_What to do_
Every line holding the string "desorbed" should be gathered.

☆ ☆ ☆ ☆ ☆

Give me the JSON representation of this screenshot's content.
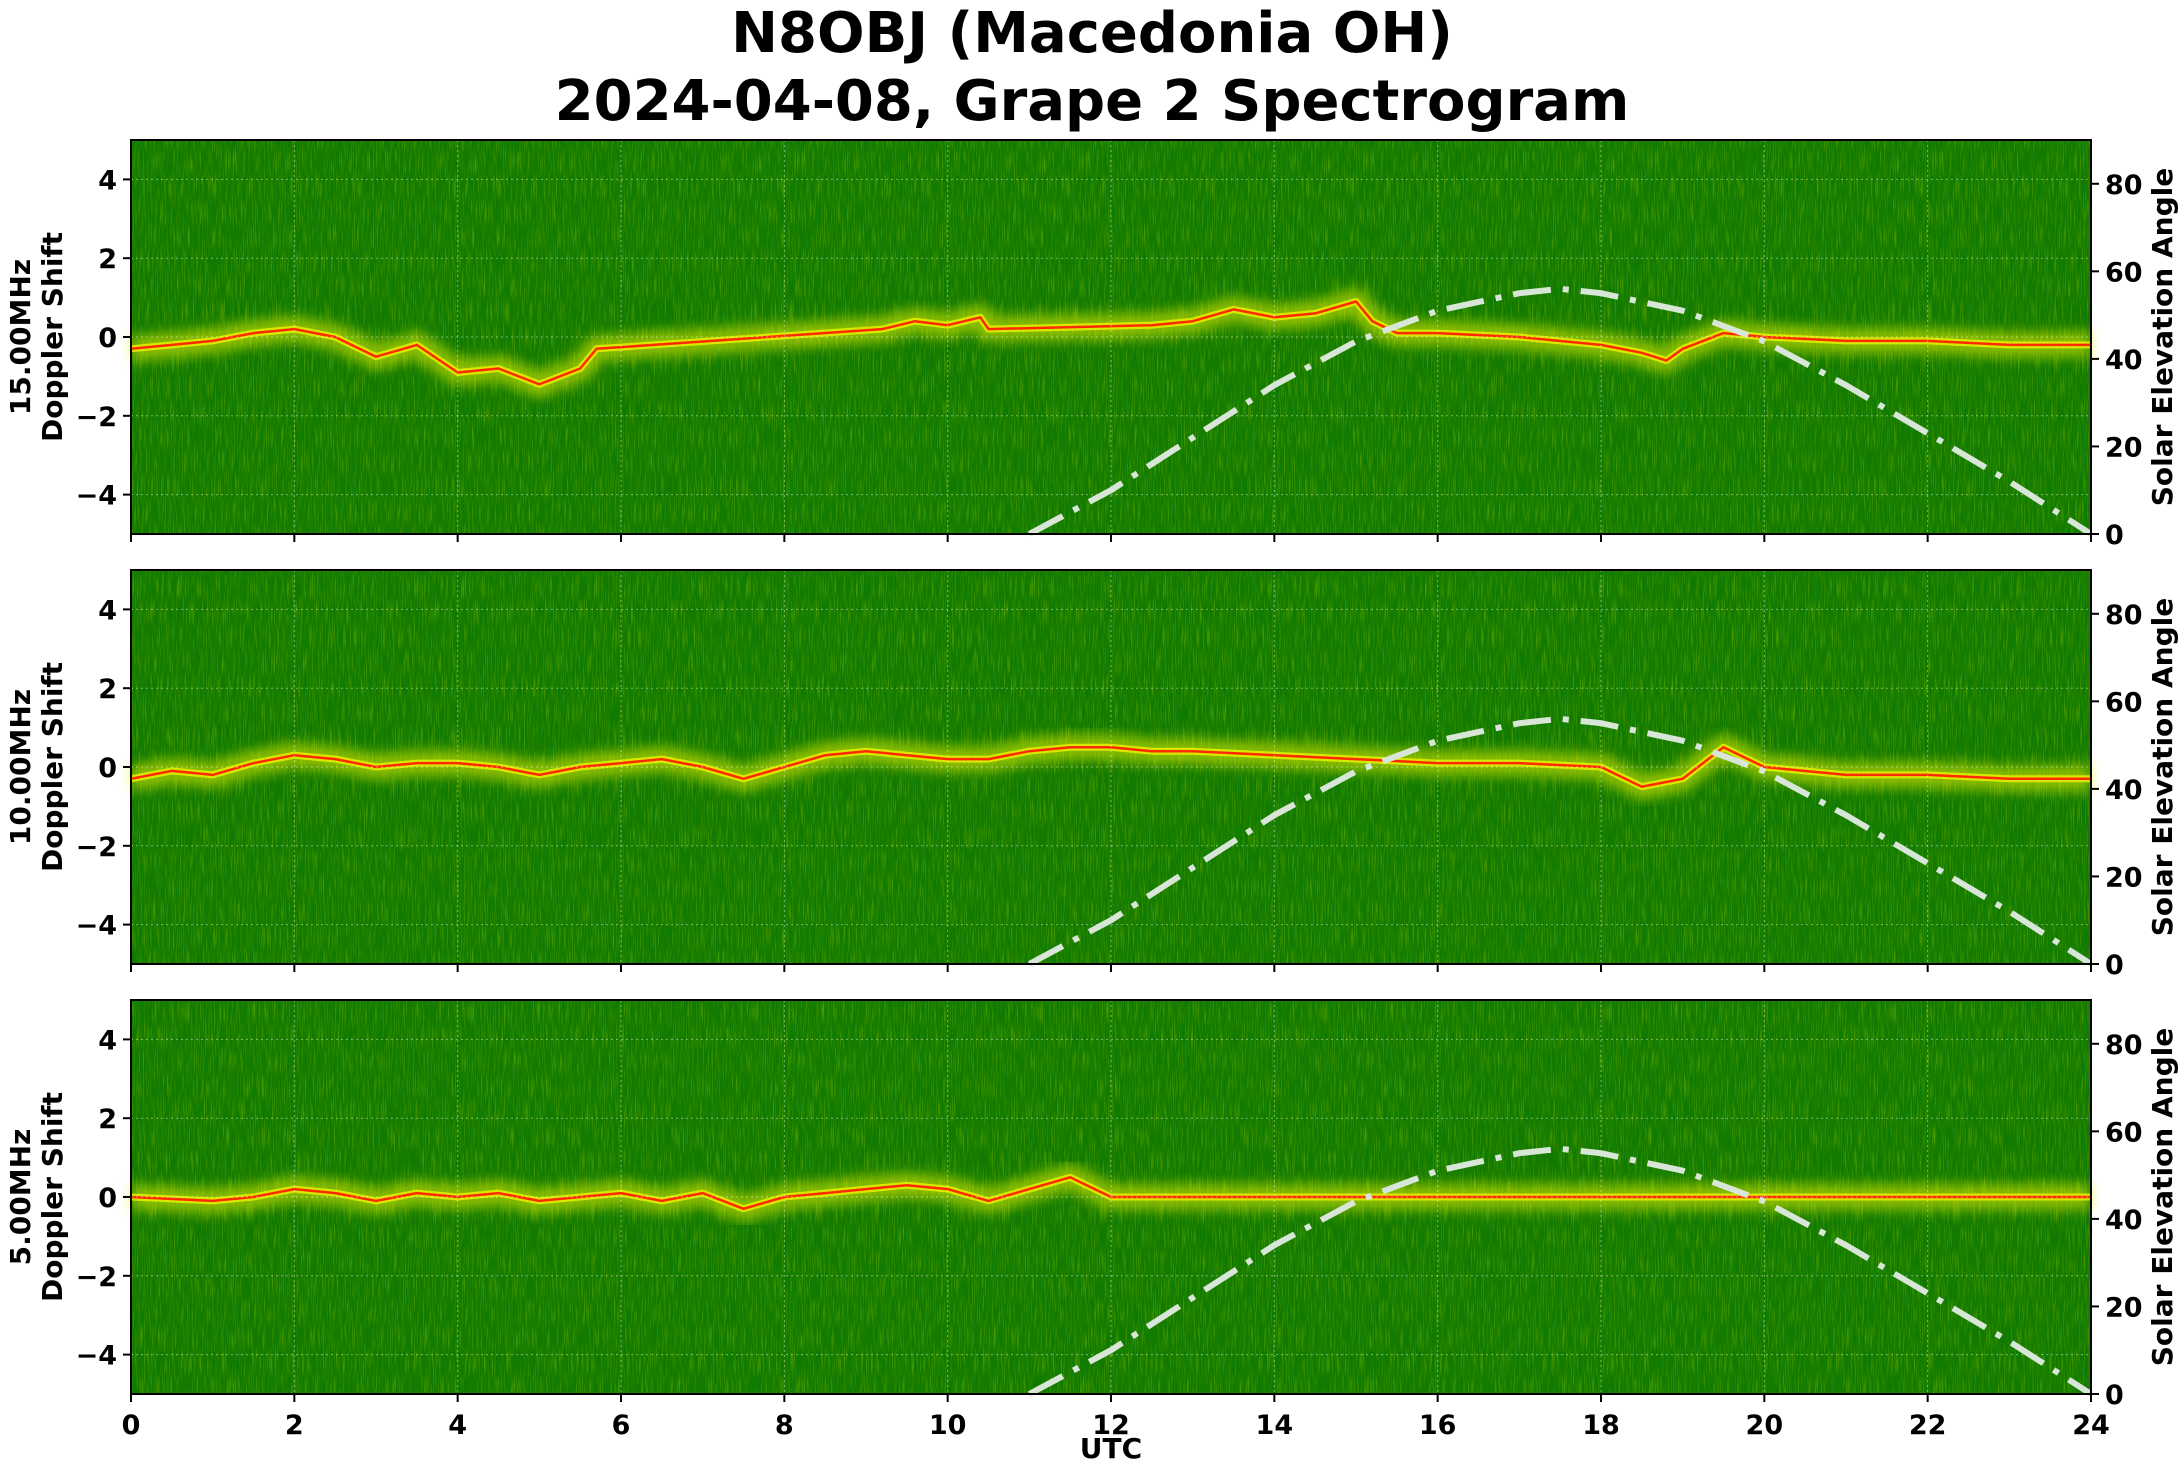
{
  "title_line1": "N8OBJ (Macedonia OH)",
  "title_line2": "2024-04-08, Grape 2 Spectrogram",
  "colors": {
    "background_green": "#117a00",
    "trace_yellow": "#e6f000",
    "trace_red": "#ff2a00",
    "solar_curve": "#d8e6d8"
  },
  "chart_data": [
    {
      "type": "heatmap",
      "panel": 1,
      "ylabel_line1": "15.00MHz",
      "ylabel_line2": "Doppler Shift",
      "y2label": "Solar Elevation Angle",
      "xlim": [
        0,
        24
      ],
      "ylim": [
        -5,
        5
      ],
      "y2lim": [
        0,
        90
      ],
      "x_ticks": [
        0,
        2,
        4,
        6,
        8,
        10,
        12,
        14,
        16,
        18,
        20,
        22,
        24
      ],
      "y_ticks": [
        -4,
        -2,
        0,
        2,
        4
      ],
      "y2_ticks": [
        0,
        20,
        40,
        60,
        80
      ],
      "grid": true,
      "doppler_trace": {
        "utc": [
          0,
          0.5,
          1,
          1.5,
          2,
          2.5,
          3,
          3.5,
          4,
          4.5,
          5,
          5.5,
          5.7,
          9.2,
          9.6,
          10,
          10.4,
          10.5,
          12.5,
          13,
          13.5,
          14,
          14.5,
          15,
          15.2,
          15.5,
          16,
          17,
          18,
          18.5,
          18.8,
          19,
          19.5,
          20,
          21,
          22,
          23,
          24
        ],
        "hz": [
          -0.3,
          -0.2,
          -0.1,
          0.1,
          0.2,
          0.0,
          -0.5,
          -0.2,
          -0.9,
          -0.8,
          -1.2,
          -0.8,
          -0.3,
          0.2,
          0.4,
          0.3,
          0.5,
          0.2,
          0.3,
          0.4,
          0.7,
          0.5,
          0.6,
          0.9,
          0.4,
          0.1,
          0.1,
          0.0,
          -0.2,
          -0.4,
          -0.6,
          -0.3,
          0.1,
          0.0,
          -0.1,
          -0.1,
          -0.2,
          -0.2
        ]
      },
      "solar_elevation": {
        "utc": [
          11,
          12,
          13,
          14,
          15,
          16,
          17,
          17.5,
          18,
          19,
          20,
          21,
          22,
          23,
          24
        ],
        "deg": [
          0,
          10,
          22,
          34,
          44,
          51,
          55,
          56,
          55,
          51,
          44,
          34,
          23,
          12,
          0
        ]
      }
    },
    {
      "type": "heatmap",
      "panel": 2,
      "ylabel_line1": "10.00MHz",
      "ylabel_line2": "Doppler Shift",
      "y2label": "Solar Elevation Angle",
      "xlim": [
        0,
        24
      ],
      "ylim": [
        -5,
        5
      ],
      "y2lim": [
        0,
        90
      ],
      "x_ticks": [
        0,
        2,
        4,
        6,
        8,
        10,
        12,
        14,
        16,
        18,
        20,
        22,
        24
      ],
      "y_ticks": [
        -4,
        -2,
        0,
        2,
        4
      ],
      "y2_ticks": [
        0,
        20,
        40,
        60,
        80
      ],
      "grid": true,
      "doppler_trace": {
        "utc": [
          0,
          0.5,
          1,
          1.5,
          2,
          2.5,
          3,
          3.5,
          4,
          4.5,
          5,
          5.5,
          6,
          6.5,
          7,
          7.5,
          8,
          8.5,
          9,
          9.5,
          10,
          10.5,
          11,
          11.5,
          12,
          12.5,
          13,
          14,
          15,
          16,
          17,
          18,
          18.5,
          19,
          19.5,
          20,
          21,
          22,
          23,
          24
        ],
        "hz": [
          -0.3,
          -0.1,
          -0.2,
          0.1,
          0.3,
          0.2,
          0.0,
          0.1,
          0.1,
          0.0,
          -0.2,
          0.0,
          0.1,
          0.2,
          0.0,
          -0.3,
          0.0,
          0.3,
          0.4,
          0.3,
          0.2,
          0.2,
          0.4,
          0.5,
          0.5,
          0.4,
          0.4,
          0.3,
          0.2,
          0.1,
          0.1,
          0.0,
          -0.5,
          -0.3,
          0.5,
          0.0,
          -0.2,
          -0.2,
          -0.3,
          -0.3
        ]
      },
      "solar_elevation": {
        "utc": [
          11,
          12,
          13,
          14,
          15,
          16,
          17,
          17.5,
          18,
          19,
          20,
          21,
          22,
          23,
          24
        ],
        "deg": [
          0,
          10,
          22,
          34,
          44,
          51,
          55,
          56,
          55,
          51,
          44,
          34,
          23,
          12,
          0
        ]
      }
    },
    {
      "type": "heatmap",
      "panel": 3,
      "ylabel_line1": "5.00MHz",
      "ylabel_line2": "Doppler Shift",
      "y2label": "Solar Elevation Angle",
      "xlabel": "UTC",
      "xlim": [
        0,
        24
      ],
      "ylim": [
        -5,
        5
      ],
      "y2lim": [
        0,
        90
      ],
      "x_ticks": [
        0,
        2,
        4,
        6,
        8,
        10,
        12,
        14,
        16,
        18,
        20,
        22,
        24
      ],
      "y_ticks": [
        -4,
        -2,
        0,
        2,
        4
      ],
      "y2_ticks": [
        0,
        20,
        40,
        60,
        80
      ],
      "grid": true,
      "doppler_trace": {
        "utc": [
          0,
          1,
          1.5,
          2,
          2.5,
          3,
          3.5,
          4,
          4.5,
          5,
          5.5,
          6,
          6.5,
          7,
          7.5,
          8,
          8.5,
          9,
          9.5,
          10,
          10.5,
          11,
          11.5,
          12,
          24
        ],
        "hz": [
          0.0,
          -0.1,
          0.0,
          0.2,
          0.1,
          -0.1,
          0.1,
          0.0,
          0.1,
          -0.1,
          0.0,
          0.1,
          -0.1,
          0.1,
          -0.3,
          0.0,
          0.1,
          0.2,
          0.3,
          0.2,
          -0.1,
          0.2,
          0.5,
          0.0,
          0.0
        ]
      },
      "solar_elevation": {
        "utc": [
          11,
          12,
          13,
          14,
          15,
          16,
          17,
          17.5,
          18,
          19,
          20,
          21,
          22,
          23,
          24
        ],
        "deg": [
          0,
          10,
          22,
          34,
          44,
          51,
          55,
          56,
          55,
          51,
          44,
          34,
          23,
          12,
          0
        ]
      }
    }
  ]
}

☆ ☆ ☆ ☆ ☆

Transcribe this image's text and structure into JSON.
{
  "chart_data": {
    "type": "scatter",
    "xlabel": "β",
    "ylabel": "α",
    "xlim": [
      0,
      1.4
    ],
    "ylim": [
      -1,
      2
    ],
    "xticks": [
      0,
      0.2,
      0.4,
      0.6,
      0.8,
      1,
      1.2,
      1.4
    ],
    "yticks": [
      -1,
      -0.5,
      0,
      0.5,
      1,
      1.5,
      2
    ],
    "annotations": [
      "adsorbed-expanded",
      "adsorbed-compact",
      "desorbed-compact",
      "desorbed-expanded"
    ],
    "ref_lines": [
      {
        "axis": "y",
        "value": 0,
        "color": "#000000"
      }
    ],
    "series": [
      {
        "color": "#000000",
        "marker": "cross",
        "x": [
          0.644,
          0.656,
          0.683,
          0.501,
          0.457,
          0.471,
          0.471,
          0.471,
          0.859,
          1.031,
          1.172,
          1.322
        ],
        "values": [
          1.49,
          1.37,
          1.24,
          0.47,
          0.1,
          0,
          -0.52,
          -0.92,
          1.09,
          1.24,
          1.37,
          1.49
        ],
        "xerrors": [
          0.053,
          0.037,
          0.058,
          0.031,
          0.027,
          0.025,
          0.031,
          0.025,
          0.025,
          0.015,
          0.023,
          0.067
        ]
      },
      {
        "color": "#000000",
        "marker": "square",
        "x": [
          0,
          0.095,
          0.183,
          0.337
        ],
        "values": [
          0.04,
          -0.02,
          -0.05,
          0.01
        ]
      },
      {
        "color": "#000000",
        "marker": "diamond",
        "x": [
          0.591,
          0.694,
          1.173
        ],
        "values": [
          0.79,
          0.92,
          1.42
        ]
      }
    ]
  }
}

☆ ☆ ☆ ☆ ☆

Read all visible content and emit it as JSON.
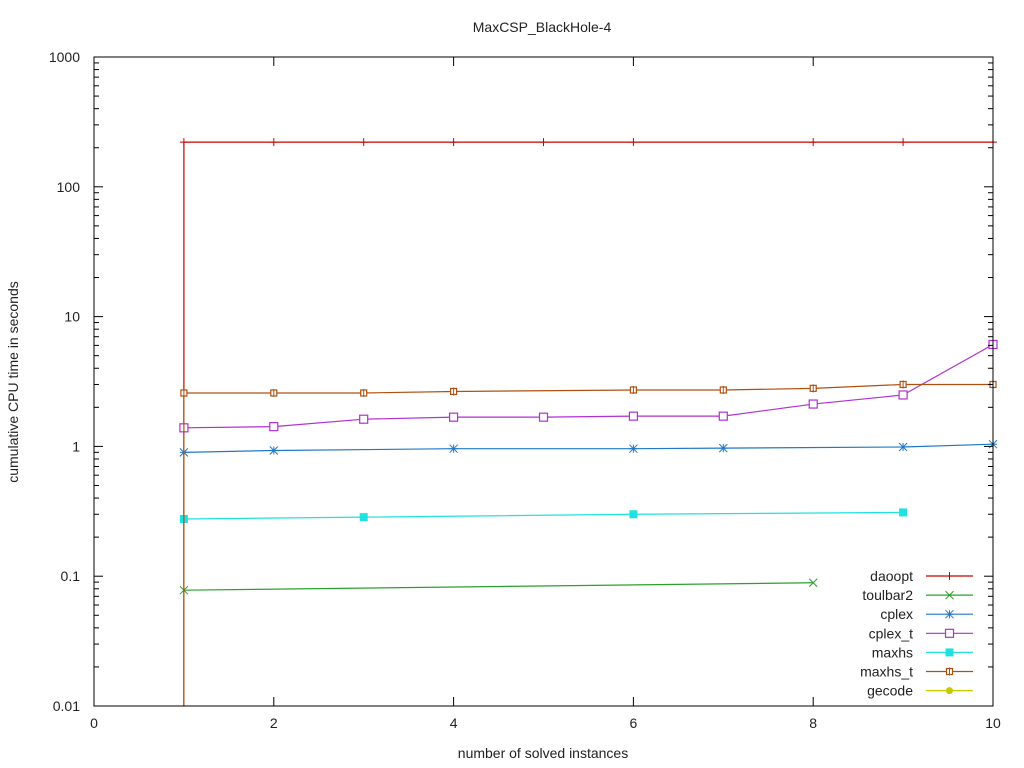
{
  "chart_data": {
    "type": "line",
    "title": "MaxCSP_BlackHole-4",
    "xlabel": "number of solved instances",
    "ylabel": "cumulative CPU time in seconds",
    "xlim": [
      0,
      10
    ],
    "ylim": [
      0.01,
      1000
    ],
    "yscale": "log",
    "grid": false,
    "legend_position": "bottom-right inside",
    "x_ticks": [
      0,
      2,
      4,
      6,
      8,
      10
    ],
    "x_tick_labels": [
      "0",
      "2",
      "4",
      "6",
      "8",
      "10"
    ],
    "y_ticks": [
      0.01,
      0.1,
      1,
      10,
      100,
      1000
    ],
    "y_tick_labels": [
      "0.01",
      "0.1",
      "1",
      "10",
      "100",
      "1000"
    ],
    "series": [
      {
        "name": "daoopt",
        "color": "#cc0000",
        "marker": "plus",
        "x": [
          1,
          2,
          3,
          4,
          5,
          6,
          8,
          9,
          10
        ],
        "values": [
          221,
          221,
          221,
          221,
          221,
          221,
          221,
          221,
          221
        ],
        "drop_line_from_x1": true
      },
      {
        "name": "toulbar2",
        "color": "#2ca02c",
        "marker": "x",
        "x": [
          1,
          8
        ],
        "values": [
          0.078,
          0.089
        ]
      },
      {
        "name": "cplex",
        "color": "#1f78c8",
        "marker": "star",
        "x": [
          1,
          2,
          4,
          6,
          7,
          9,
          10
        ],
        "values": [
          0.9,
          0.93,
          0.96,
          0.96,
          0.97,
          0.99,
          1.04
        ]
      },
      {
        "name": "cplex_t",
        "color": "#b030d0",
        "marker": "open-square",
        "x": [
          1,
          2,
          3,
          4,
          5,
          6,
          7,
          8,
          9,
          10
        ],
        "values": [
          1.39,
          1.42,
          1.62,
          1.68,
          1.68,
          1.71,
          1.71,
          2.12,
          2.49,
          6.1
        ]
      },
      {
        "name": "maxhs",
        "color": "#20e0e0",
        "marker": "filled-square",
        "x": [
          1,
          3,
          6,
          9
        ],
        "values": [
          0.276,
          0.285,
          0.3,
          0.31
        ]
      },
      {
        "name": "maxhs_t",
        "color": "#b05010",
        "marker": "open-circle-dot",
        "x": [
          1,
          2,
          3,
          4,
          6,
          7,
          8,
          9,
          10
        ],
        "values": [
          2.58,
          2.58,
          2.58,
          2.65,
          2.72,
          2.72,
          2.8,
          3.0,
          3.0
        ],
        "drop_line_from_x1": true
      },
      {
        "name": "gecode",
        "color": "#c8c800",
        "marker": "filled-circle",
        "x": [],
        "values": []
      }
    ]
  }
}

☆ ☆ ☆ ☆ ☆

_Output below_
      "desorbed-compact",
      "desorbed-expanded"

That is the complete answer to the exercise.